Copy out lines with the word "EURNZD" from the material that follows.

★ ★ ★ ★ ★ ★ ★

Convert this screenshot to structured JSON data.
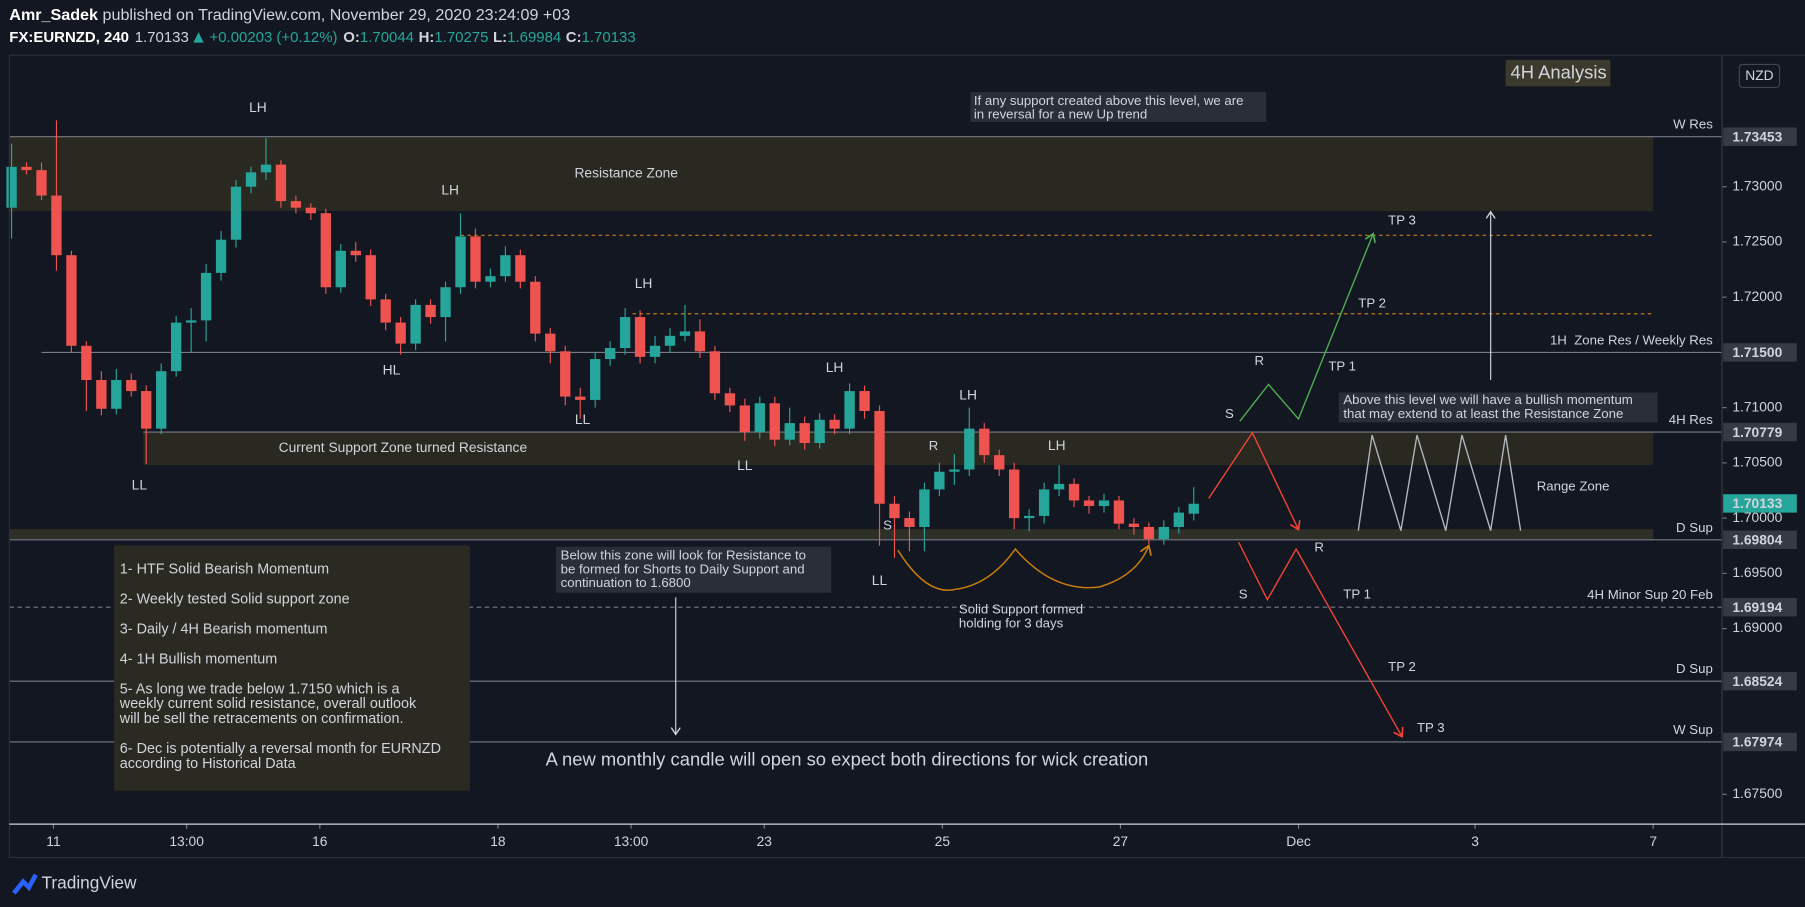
{
  "header": {
    "author": "Amr_Sadek",
    "published": "published on TradingView.com, November 29, 2020 23:24:09 +03",
    "symbol": "FX:EURNZD, 240",
    "last": 1.70133,
    "change": "+0.00203 (+0.12%)",
    "ohlc": [
      {
        "label": "O:",
        "value": 1.70044
      },
      {
        "label": "H:",
        "value": 1.70275
      },
      {
        "label": "L:",
        "value": 1.69984
      },
      {
        "label": "C:",
        "value": 1.70133
      }
    ]
  },
  "chart_data": {
    "type": "candlestick",
    "title": "4H Analysis",
    "currency": "NZD",
    "up_color": "#26a69a",
    "down_color": "#ef5350",
    "candles": [
      [
        1.7281,
        1.7339,
        1.7253,
        1.7318
      ],
      [
        1.7318,
        1.7322,
        1.7311,
        1.7315
      ],
      [
        1.7315,
        1.7322,
        1.7288,
        1.7292
      ],
      [
        1.7292,
        1.736,
        1.7224,
        1.7238
      ],
      [
        1.7238,
        1.7242,
        1.715,
        1.7156
      ],
      [
        1.7156,
        1.716,
        1.7097,
        1.7125
      ],
      [
        1.7125,
        1.7133,
        1.7093,
        1.7099
      ],
      [
        1.7099,
        1.7135,
        1.7094,
        1.7125
      ],
      [
        1.7125,
        1.7131,
        1.711,
        1.7115
      ],
      [
        1.7115,
        1.712,
        1.7049,
        1.7081
      ],
      [
        1.7081,
        1.714,
        1.7076,
        1.7133
      ],
      [
        1.7133,
        1.7183,
        1.7128,
        1.7177
      ],
      [
        1.7177,
        1.719,
        1.715,
        1.7179
      ],
      [
        1.7179,
        1.723,
        1.716,
        1.7222
      ],
      [
        1.7222,
        1.726,
        1.7215,
        1.7252
      ],
      [
        1.7252,
        1.7306,
        1.7245,
        1.73
      ],
      [
        1.73,
        1.7318,
        1.7294,
        1.7313
      ],
      [
        1.7313,
        1.7344,
        1.7306,
        1.732
      ],
      [
        1.732,
        1.7324,
        1.7281,
        1.7287
      ],
      [
        1.7287,
        1.7292,
        1.7276,
        1.7281
      ],
      [
        1.7281,
        1.7285,
        1.727,
        1.7276
      ],
      [
        1.7276,
        1.728,
        1.7203,
        1.7209
      ],
      [
        1.7209,
        1.7248,
        1.7204,
        1.7242
      ],
      [
        1.7242,
        1.725,
        1.7232,
        1.7238
      ],
      [
        1.7238,
        1.7243,
        1.7192,
        1.7198
      ],
      [
        1.7198,
        1.7203,
        1.717,
        1.7177
      ],
      [
        1.7177,
        1.7182,
        1.7148,
        1.7158
      ],
      [
        1.7158,
        1.7198,
        1.7152,
        1.7193
      ],
      [
        1.7193,
        1.7198,
        1.7176,
        1.7182
      ],
      [
        1.7182,
        1.7214,
        1.716,
        1.7209
      ],
      [
        1.7209,
        1.7276,
        1.7203,
        1.7255
      ],
      [
        1.7255,
        1.7262,
        1.7208,
        1.7214
      ],
      [
        1.7214,
        1.7226,
        1.7209,
        1.7219
      ],
      [
        1.7219,
        1.7246,
        1.7214,
        1.7238
      ],
      [
        1.7238,
        1.7243,
        1.7208,
        1.7214
      ],
      [
        1.7214,
        1.7219,
        1.716,
        1.7167
      ],
      [
        1.7167,
        1.7172,
        1.714,
        1.7151
      ],
      [
        1.7151,
        1.7156,
        1.7102,
        1.711
      ],
      [
        1.711,
        1.7118,
        1.709,
        1.7107
      ],
      [
        1.7107,
        1.715,
        1.71,
        1.7144
      ],
      [
        1.7144,
        1.716,
        1.7138,
        1.7154
      ],
      [
        1.7154,
        1.719,
        1.7148,
        1.7182
      ],
      [
        1.7182,
        1.7188,
        1.714,
        1.7146
      ],
      [
        1.7146,
        1.7165,
        1.714,
        1.7156
      ],
      [
        1.7156,
        1.7172,
        1.715,
        1.7165
      ],
      [
        1.7165,
        1.7193,
        1.716,
        1.7169
      ],
      [
        1.7169,
        1.718,
        1.7145,
        1.7151
      ],
      [
        1.7151,
        1.7156,
        1.7107,
        1.7113
      ],
      [
        1.7113,
        1.7118,
        1.7096,
        1.7102
      ],
      [
        1.7102,
        1.7108,
        1.707,
        1.7078
      ],
      [
        1.7078,
        1.711,
        1.7072,
        1.7104
      ],
      [
        1.7104,
        1.711,
        1.7065,
        1.7071
      ],
      [
        1.7071,
        1.71,
        1.7066,
        1.7086
      ],
      [
        1.7086,
        1.7092,
        1.7062,
        1.7068
      ],
      [
        1.7068,
        1.7095,
        1.7063,
        1.7089
      ],
      [
        1.7089,
        1.7094,
        1.7076,
        1.7081
      ],
      [
        1.7081,
        1.7122,
        1.7076,
        1.7115
      ],
      [
        1.7115,
        1.712,
        1.709,
        1.7097
      ],
      [
        1.7097,
        1.7102,
        1.6975,
        1.7013
      ],
      [
        1.7013,
        1.702,
        1.6964,
        1.7
      ],
      [
        1.7,
        1.7006,
        1.697,
        1.6992
      ],
      [
        1.6992,
        1.7032,
        1.697,
        1.7026
      ],
      [
        1.7026,
        1.705,
        1.702,
        1.7042
      ],
      [
        1.7042,
        1.7058,
        1.703,
        1.7044
      ],
      [
        1.7044,
        1.71,
        1.7038,
        1.7081
      ],
      [
        1.7081,
        1.7086,
        1.705,
        1.7057
      ],
      [
        1.7057,
        1.7062,
        1.7038,
        1.7044
      ],
      [
        1.7044,
        1.705,
        1.699,
        1.7
      ],
      [
        1.7,
        1.7008,
        1.6988,
        1.7002
      ],
      [
        1.7002,
        1.7032,
        1.6995,
        1.7026
      ],
      [
        1.7026,
        1.7048,
        1.702,
        1.7031
      ],
      [
        1.7031,
        1.7036,
        1.701,
        1.7016
      ],
      [
        1.7016,
        1.702,
        1.7004,
        1.7011
      ],
      [
        1.7011,
        1.7022,
        1.7005,
        1.7016
      ],
      [
        1.7016,
        1.702,
        1.699,
        1.6995
      ],
      [
        1.6995,
        1.7,
        1.6985,
        1.6992
      ],
      [
        1.6992,
        1.6996,
        1.6976,
        1.6981
      ],
      [
        1.6981,
        1.6998,
        1.6976,
        1.6992
      ],
      [
        1.6992,
        1.701,
        1.6986,
        1.7005
      ],
      [
        1.7004,
        1.7028,
        1.6998,
        1.7013
      ]
    ],
    "xlim": [
      -0.15,
      114.3
    ],
    "xticks": [
      {
        "value": 2.8,
        "label": "11"
      },
      {
        "value": 11.7,
        "label": "13:00"
      },
      {
        "value": 20.6,
        "label": "16"
      },
      {
        "value": 32.5,
        "label": "18"
      },
      {
        "value": 41.4,
        "label": "13:00"
      },
      {
        "value": 50.3,
        "label": "23"
      },
      {
        "value": 62.2,
        "label": "25"
      },
      {
        "value": 74.1,
        "label": "27"
      },
      {
        "value": 86,
        "label": "Dec"
      },
      {
        "value": 97.8,
        "label": "3"
      },
      {
        "value": 109.7,
        "label": "7"
      }
    ],
    "ylim": [
      1.6723,
      1.7419
    ],
    "yticks": [
      {
        "value": 1.675,
        "label": "1.67500"
      },
      {
        "value": 1.69,
        "label": "1.69000"
      },
      {
        "value": 1.695,
        "label": "1.69500"
      },
      {
        "value": 1.7,
        "label": "1.70000"
      },
      {
        "value": 1.705,
        "label": "1.70500"
      },
      {
        "value": 1.71,
        "label": "1.71000"
      },
      {
        "value": 1.72,
        "label": "1.72000"
      },
      {
        "value": 1.725,
        "label": "1.72500"
      },
      {
        "value": 1.73,
        "label": "1.73000"
      }
    ],
    "last_price": 1.70133,
    "levels": [
      {
        "name": "W Res",
        "price": 1.73453
      },
      {
        "name": "1H  Zone Res / Weekly Res",
        "price": {
          "value": 1.715,
          "label": "1.71500"
        }
      },
      {
        "name": "4H Res",
        "price": 1.70779
      },
      {
        "name": "D Sup",
        "price": 1.69804
      },
      {
        "name": "4H Minor Sup 20 Feb",
        "price": 1.69194
      },
      {
        "name": "D Sup",
        "price": 1.68524
      },
      {
        "name": "W Sup",
        "price": 1.67974
      }
    ],
    "dashed_levels": [
      1.7256,
      1.7185
    ],
    "zones": [
      {
        "label": "Resistance Zone",
        "top": 1.73453,
        "bottom": 1.7278
      },
      {
        "label": "Current Support Zone turned Resistance",
        "top": 1.70779,
        "bottom": 1.7048
      },
      {
        "top": 1.699,
        "bottom": 1.6981
      }
    ],
    "swing_labels": [
      {
        "text": "LH",
        "color": "#f44336"
      },
      {
        "text": "LH",
        "color": "#f44336"
      },
      {
        "text": "LH",
        "color": "#f44336"
      },
      {
        "text": "LH",
        "color": "#f44336"
      },
      {
        "text": "LH",
        "color": "#f44336"
      },
      {
        "text": "LH",
        "color": "#f44336"
      },
      {
        "text": "LL",
        "color": "#f44336"
      },
      {
        "text": "LL",
        "color": "#f44336"
      },
      {
        "text": "LL",
        "color": "#f44336"
      },
      {
        "text": "LL",
        "color": "#f44336"
      },
      {
        "text": "HL",
        "color": "#4caf50"
      }
    ],
    "trade_labels": [
      "TP 3",
      "TP 2",
      "TP 1",
      "R",
      "S",
      "R",
      "S",
      "R",
      "S",
      "TP 1",
      "TP 2",
      "TP 3"
    ],
    "notes": [
      {
        "lines": [
          "If any support created above this level, we are",
          "in reversal for a new Up trend"
        ]
      },
      {
        "lines": [
          "Above this level we will have a bullish momentum",
          "that may extend to at least the Resistance Zone"
        ]
      },
      {
        "lines": [
          "Below this zone will look for Resistance to",
          "be formed for Shorts to Daily Support and",
          "continuation to 1.6800"
        ]
      },
      {
        "lines": [
          "Solid Support formed",
          "holding for 3 days"
        ]
      },
      {
        "lines": [
          "Range Zone"
        ]
      }
    ],
    "plan": [
      [
        "1- HTF Solid Bearish Momentum"
      ],
      [
        "2- Weekly tested Solid support zone"
      ],
      [
        "3- Daily / 4H Bearish momentum"
      ],
      [
        "4- 1H Bullish momentum"
      ],
      [
        "5- As long we trade below 1.7150 which is a",
        "weekly current solid resistance, overall outlook",
        "will be sell the retracements on confirmation."
      ],
      [
        "6- Dec is potentially a reversal month for EURNZD",
        "according to Historical Data"
      ]
    ],
    "warning": "A new monthly candle will open so expect both directions for wick creation"
  },
  "footer": {
    "brand": "TradingView"
  }
}
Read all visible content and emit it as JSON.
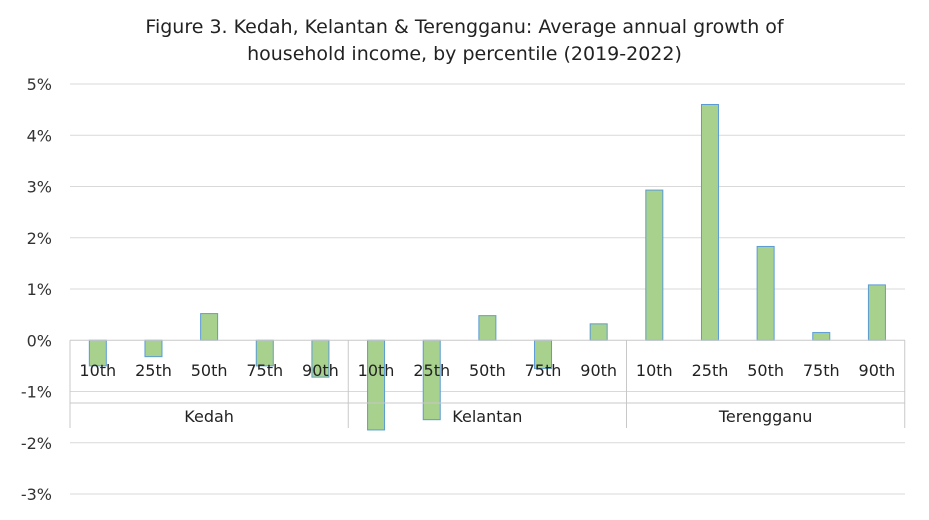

★ ★ ★ ★ ★ ★ ★

**Task solution:**
    "symbol": "FX:EURNZD, 240",
        "6- Dec is potentially a reversal month for EURNZD",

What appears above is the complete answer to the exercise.